__What is required__:
Below is some material; transcribe all of it exactly.

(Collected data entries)
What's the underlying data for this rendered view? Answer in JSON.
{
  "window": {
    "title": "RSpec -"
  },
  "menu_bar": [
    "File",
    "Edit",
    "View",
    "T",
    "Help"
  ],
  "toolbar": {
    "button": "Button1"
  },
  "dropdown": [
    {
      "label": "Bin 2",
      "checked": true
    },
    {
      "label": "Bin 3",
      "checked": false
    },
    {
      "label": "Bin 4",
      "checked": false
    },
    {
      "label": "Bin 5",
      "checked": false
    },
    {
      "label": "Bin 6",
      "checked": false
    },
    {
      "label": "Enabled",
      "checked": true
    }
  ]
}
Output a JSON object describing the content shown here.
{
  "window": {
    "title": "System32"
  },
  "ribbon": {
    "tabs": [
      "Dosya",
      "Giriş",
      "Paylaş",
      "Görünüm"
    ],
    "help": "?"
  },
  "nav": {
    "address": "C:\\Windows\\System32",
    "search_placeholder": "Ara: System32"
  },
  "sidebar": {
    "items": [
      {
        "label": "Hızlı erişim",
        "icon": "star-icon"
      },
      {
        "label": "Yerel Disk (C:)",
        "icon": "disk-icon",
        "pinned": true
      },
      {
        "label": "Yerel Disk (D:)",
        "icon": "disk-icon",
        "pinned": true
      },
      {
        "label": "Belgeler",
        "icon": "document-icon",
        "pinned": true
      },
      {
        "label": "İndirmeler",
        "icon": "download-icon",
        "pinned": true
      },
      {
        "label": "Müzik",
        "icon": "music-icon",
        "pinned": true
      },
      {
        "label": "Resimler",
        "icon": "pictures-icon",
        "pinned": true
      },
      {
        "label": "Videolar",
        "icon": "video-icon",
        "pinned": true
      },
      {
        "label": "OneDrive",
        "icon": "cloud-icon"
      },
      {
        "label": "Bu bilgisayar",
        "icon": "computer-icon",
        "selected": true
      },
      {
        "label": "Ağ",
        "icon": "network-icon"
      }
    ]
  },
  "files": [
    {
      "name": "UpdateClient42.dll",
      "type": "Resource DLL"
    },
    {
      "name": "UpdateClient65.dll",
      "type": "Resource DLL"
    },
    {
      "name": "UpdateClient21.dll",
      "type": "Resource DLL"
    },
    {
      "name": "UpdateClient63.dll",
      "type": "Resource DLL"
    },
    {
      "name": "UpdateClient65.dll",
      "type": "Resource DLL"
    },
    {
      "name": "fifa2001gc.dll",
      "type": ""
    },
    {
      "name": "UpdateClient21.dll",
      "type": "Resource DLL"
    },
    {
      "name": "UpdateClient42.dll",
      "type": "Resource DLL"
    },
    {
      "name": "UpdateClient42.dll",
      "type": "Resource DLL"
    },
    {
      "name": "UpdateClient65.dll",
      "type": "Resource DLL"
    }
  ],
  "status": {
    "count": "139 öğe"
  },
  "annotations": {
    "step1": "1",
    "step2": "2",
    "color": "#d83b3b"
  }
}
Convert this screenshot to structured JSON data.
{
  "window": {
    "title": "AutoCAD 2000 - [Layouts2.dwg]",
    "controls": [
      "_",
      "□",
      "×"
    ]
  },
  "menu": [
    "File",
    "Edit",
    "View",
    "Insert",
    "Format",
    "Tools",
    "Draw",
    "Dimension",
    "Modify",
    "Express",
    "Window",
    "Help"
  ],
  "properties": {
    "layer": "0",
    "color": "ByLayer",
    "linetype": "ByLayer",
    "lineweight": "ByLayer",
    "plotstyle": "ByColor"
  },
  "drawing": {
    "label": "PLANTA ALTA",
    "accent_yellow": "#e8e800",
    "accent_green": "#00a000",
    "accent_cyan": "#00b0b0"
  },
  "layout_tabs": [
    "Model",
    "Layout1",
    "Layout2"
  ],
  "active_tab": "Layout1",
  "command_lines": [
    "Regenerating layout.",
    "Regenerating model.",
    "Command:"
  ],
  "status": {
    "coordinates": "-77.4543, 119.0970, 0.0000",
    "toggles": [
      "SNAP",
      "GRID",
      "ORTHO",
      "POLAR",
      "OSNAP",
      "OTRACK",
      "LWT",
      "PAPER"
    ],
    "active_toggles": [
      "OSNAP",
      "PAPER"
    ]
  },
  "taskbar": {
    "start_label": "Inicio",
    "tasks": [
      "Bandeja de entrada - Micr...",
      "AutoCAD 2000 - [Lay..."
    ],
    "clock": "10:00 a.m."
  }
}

__Task output__:
What's the underlying data for this rendered view? Answer in JSON.
{
  "window": {
    "title": "RSpec -"
  },
  "menu_bar": [
    "File",
    "Edit",
    "View",
    "T",
    "Help"
  ],
  "toolbar": {
    "button": "Button1"
  },
  "dropdown": [
    {
      "label": "Bin 2",
      "checked": true
    },
    {
      "label": "Bin 3",
      "checked": false
    },
    {
      "label": "Bin 4",
      "checked": false
    },
    {
      "label": "Bin 5",
      "checked": false
    },
    {
      "label": "Bin 6",
      "checked": false
    },
    {
      "label": "Enabled",
      "checked": true
    }
  ]
}
Output a JSON object describing the content shown here.
{
  "window": {
    "title": "System32"
  },
  "ribbon": {
    "tabs": [
      "Dosya",
      "Giriş",
      "Paylaş",
      "Görünüm"
    ],
    "help": "?"
  },
  "nav": {
    "address": "C:\\Windows\\System32",
    "search_placeholder": "Ara: System32"
  },
  "sidebar": {
    "items": [
      {
        "label": "Hızlı erişim",
        "icon": "star-icon"
      },
      {
        "label": "Yerel Disk (C:)",
        "icon": "disk-icon",
        "pinned": true
      },
      {
        "label": "Yerel Disk (D:)",
        "icon": "disk-icon",
        "pinned": true
      },
      {
        "label": "Belgeler",
        "icon": "document-icon",
        "pinned": true
      },
      {
        "label": "İndirmeler",
        "icon": "download-icon",
        "pinned": true
      },
      {
        "label": "Müzik",
        "icon": "music-icon",
        "pinned": true
      },
      {
        "label": "Resimler",
        "icon": "pictures-icon",
        "pinned": true
      },
      {
        "label": "Videolar",
        "icon": "video-icon",
        "pinned": true
      },
      {
        "label": "OneDrive",
        "icon": "cloud-icon"
      },
      {
        "label": "Bu bilgisayar",
        "icon": "computer-icon",
        "selected": true
      },
      {
        "label": "Ağ",
        "icon": "network-icon"
      }
    ]
  },
  "files": [
    {
      "name": "UpdateClient42.dll",
      "type": "Resource DLL"
    },
    {
      "name": "UpdateClient65.dll",
      "type": "Resource DLL"
    },
    {
      "name": "UpdateClient21.dll",
      "type": "Resource DLL"
    },
    {
      "name": "UpdateClient63.dll",
      "type": "Resource DLL"
    },
    {
      "name": "UpdateClient65.dll",
      "type": "Resource DLL"
    },
    {
      "name": "fifa2001gc.dll",
      "type": ""
    },
    {
      "name": "UpdateClient21.dll",
      "type": "Resource DLL"
    },
    {
      "name": "UpdateClient42.dll",
      "type": "Resource DLL"
    },
    {
      "name": "UpdateClient42.dll",
      "type": "Resource DLL"
    },
    {
      "name": "UpdateClient65.dll",
      "type": "Resource DLL"
    }
  ],
  "status": {
    "count": "139 öğe"
  },
  "annotations": {
    "step1": "1",
    "step2": "2",
    "color": "#d83b3b"
  }
}
Convert this screenshot to structured JSON data.
{
  "window": {
    "title": "AutoCAD 2000 - [Layouts2.dwg]",
    "controls": [
      "_",
      "□",
      "×"
    ]
  },
  "menu": [
    "File",
    "Edit",
    "View",
    "Insert",
    "Format",
    "Tools",
    "Draw",
    "Dimension",
    "Modify",
    "Express",
    "Window",
    "Help"
  ],
  "properties": {
    "layer": "0",
    "color": "ByLayer",
    "linetype": "ByLayer",
    "lineweight": "ByLayer",
    "plotstyle": "ByColor"
  },
  "drawing": {
    "label": "PLANTA ALTA",
    "accent_yellow": "#e8e800",
    "accent_green": "#00a000",
    "accent_cyan": "#00b0b0"
  },
  "layout_tabs": [
    "Model",
    "Layout1",
    "Layout2"
  ],
  "active_tab": "Layout1",
  "command_lines": [
    "Regenerating layout.",
    "Regenerating model.",
    "Command:"
  ],
  "status": {
    "coordinates": "-77.4543, 119.0970, 0.0000",
    "toggles": [
      "SNAP",
      "GRID",
      "ORTHO",
      "POLAR",
      "OSNAP",
      "OTRACK",
      "LWT",
      "PAPER"
    ],
    "active_toggles": [
      "OSNAP",
      "PAPER"
    ]
  },
  "taskbar": {
    "start_label": "Inicio",
    "tasks": [
      "Bandeja de entrada - Micr...",
      "AutoCAD 2000 - [Lay..."
    ],
    "clock": "10:00 a.m."
  }
}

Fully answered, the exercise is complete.